** Start Record list **

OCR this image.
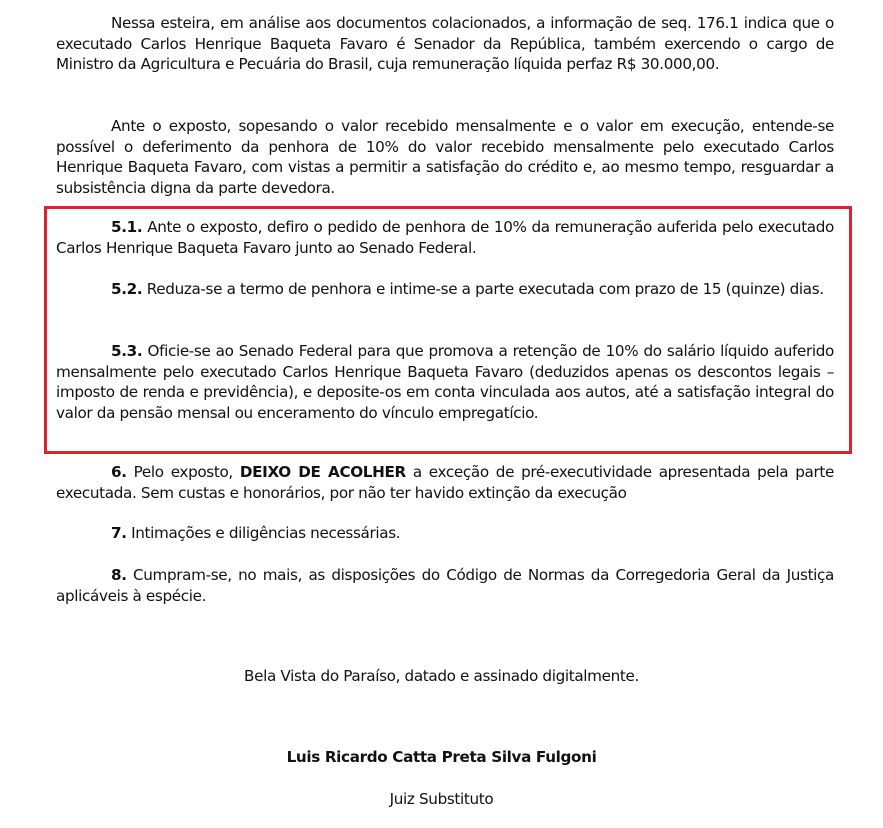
Nessa esteira, em análise aos documentos colacionados, a informação de seq. 176.1 indica que o executado Carlos Henrique Baqueta Favaro é Senador da República, também exercendo o cargo de Ministro da Agricultura e Pecuária do Brasil, cuja remuneração líquida perfaz R$ 30.000,00.

Ante o exposto, sopesando o valor recebido mensalmente e o valor em execução, entende-se possível o deferimento da penhora de 10% do valor recebido mensalmente pelo executado Carlos Henrique Baqueta Favaro, com vistas a permitir a satisfação do crédito e, ao mesmo tempo, resguardar a subsistência digna da parte devedora.

5.1. Ante o exposto, defiro o pedido de penhora de 10% da remuneração auferida pelo executado Carlos Henrique Baqueta Favaro junto ao Senado Federal.

5.2. Reduza-se a termo de penhora e intime-se a parte executada com prazo de 15 (quinze) dias.

5.3. Oficie-se ao Senado Federal para que promova a retenção de 10% do salário líquido auferido mensalmente pelo executado Carlos Henrique Baqueta Favaro (deduzidos apenas os descontos legais – imposto de renda e previdência), e deposite-os em conta vinculada aos autos, até a satisfação integral do valor da pensão mensal ou enceramento do vínculo empregatício.

6. Pelo exposto, DEIXO DE ACOLHER a exceção de pré-executividade apresentada pela parte executada. Sem custas e honorários, por não ter havido extinção da execução

7. Intimações e diligências necessárias.

8. Cumpram-se, no mais, as disposições do Código de Normas da Corregedoria Geral da Justiça aplicáveis à espécie.

Bela Vista do Paraíso, datado e assinado digitalmente.
Luis Ricardo Catta Preta Silva Fulgoni
Juiz Substituto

** End Record list **

• [Objective] Transcribe each line above verbatim, with the pictures left out.

• [Answer for the task]
OCR this image.
Nessa esteira, em análise aos documentos colacionados, a informação de seq. 176.1 indica que o executado Carlos Henrique Baqueta Favaro é Senador da República, também exercendo o cargo de Ministro da Agricultura e Pecuária do Brasil, cuja remuneração líquida perfaz R$ 30.000,00.

Ante o exposto, sopesando o valor recebido mensalmente e o valor em execução, entende-se possível o deferimento da penhora de 10% do valor recebido mensalmente pelo executado Carlos Henrique Baqueta Favaro, com vistas a permitir a satisfação do crédito e, ao mesmo tempo, resguardar a subsistência digna da parte devedora.

5.1. Ante o exposto, defiro o pedido de penhora de 10% da remuneração auferida pelo executado Carlos Henrique Baqueta Favaro junto ao Senado Federal.

5.2. Reduza-se a termo de penhora e intime-se a parte executada com prazo de 15 (quinze) dias.

5.3. Oficie-se ao Senado Federal para que promova a retenção de 10% do salário líquido auferido mensalmente pelo executado Carlos Henrique Baqueta Favaro (deduzidos apenas os descontos legais – imposto de renda e previdência), e deposite-os em conta vinculada aos autos, até a satisfação integral do valor da pensão mensal ou enceramento do vínculo empregatício.

6. Pelo exposto, DEIXO DE ACOLHER a exceção de pré-executividade apresentada pela parte executada. Sem custas e honorários, por não ter havido extinção da execução

7. Intimações e diligências necessárias.

8. Cumpram-se, no mais, as disposições do Código de Normas da Corregedoria Geral da Justiça aplicáveis à espécie.

Bela Vista do Paraíso, datado e assinado digitalmente.
Luis Ricardo Catta Preta Silva Fulgoni
Juiz Substituto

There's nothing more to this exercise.